▶ **PROBLEM STATEMENT**: Copy out the records precisely, omitting pictures.

Collection entries

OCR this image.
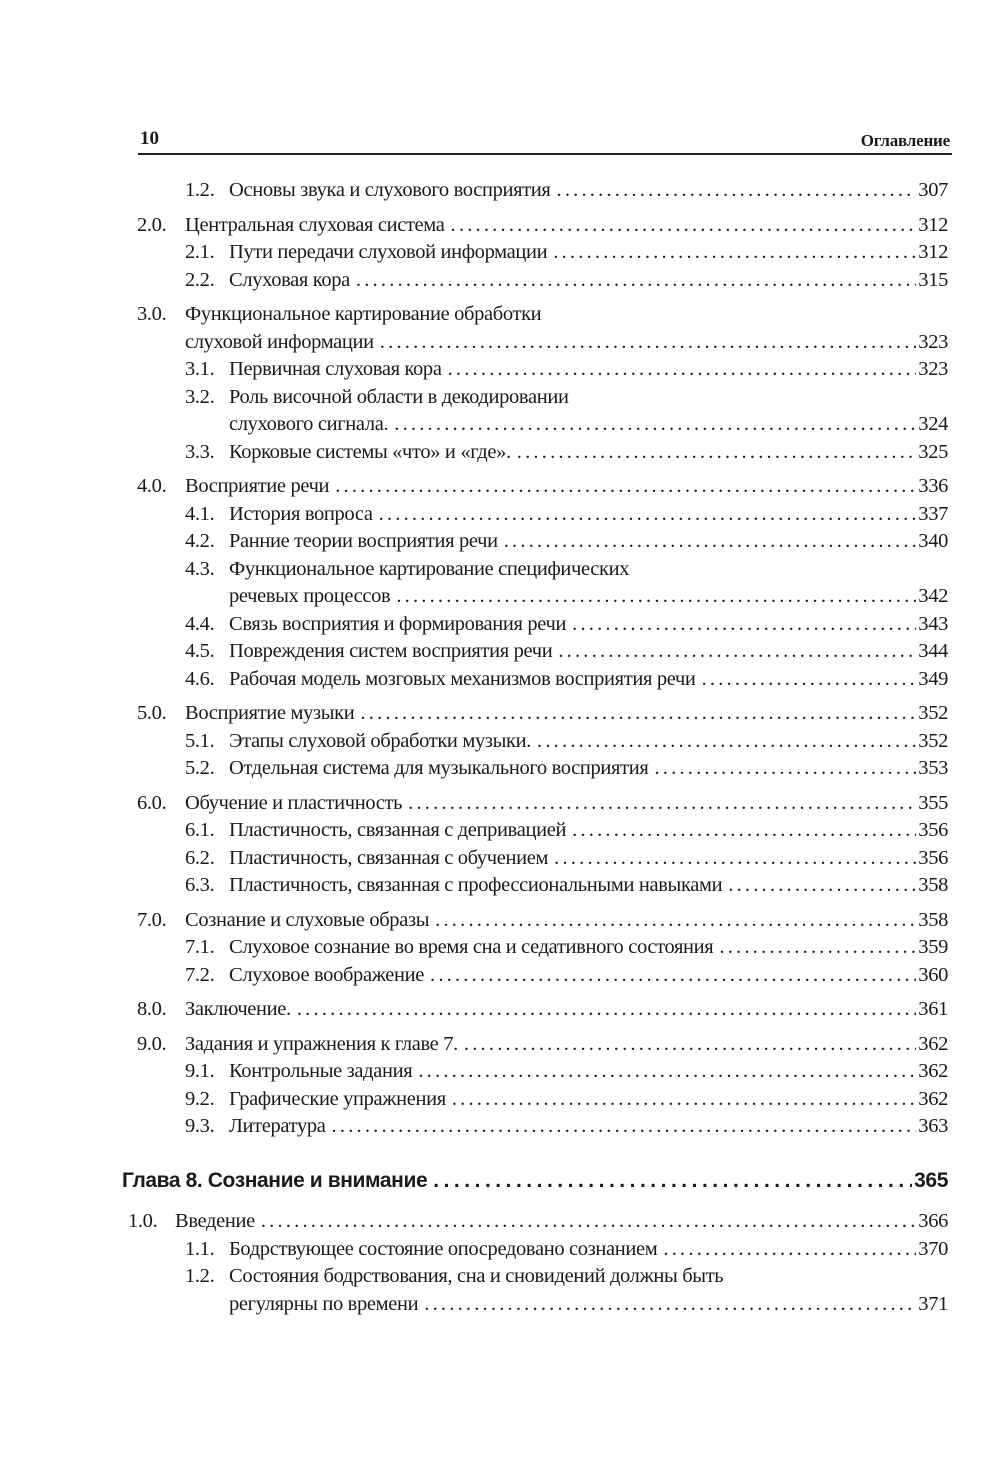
10	Оглавление
1.2. Основы звука и слухового восприятия .....	307
2.0. Центральная слуховая система .....	312
2.1. Пути передачи слуховой информации .....	312
2.2. Слуховая кора .....	315
3.0. Функциональное картирование обработки
слуховой информации .....	323
3.1. Первичная слуховая кора .....	323
3.2. Роль височной области в декодировании
слухового сигнала. .....	324
3.3. Корковые системы «что» и «где». .....	325
4.0. Восприятие речи .....	336
4.1. История вопроса .....	337
4.2. Ранние теории восприятия речи .....	340
4.3. Функциональное картирование специфических
речевых процессов .....	342
4.4. Связь восприятия и формирования речи .....	343
4.5. Повреждения систем восприятия речи .....	344
4.6. Рабочая модель мозговых механизмов восприятия речи .....	349
5.0. Восприятие музыки .....	352
5.1. Этапы слуховой обработки музыки. .....	352
5.2. Отдельная система для музыкального восприятия .....	353
6.0. Обучение и пластичность .....	355
6.1. Пластичность, связанная с депривацией .....	356
6.2. Пластичность, связанная с обучением .....	356
6.3. Пластичность, связанная с профессиональными навыками .....	358
7.0. Сознание и слуховые образы .....	358
7.1. Слуховое сознание во время сна и седативного состояния .....	359
7.2. Слуховое воображение .....	360
8.0. Заключение. .....	361
9.0. Задания и упражнения к главе 7. .....	362
9.1. Контрольные задания .....	362
9.2. Графические упражнения .....	362
9.3. Литература .....	363
Глава 8. Сознание и внимание .....	365
1.0. Введение .....	366
1.1. Бодрствующее состояние опосредовано сознанием .....	370
1.2. Состояния бодрствования, сна и сновидений должны быть
регулярны по времени .....	371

▶ **COMPLETED TASK**:
OCR this image.
10	Оглавление
1.2. Основы звука и слухового восприятия .....	307
2.0. Центральная слуховая система .....	312
2.1. Пути передачи слуховой информации .....	312
2.2. Слуховая кора .....	315
3.0. Функциональное картирование обработки
слуховой информации .....	323
3.1. Первичная слуховая кора .....	323
3.2. Роль височной области в декодировании
слухового сигнала. .....	324
3.3. Корковые системы «что» и «где». .....	325
4.0. Восприятие речи .....	336
4.1. История вопроса .....	337
4.2. Ранние теории восприятия речи .....	340
4.3. Функциональное картирование специфических
речевых процессов .....	342
4.4. Связь восприятия и формирования речи .....	343
4.5. Повреждения систем восприятия речи .....	344
4.6. Рабочая модель мозговых механизмов восприятия речи .....	349
5.0. Восприятие музыки .....	352
5.1. Этапы слуховой обработки музыки. .....	352
5.2. Отдельная система для музыкального восприятия .....	353
6.0. Обучение и пластичность .....	355
6.1. Пластичность, связанная с депривацией .....	356
6.2. Пластичность, связанная с обучением .....	356
6.3. Пластичность, связанная с профессиональными навыками .....	358
7.0. Сознание и слуховые образы .....	358
7.1. Слуховое сознание во время сна и седативного состояния .....	359
7.2. Слуховое воображение .....	360
8.0. Заключение. .....	361
9.0. Задания и упражнения к главе 7. .....	362
9.1. Контрольные задания .....	362
9.2. Графические упражнения .....	362
9.3. Литература .....	363
Глава 8. Сознание и внимание .....	365
1.0. Введение .....	366
1.1. Бодрствующее состояние опосредовано сознанием .....	370
1.2. Состояния бодрствования, сна и сновидений должны быть
регулярны по времени .....	371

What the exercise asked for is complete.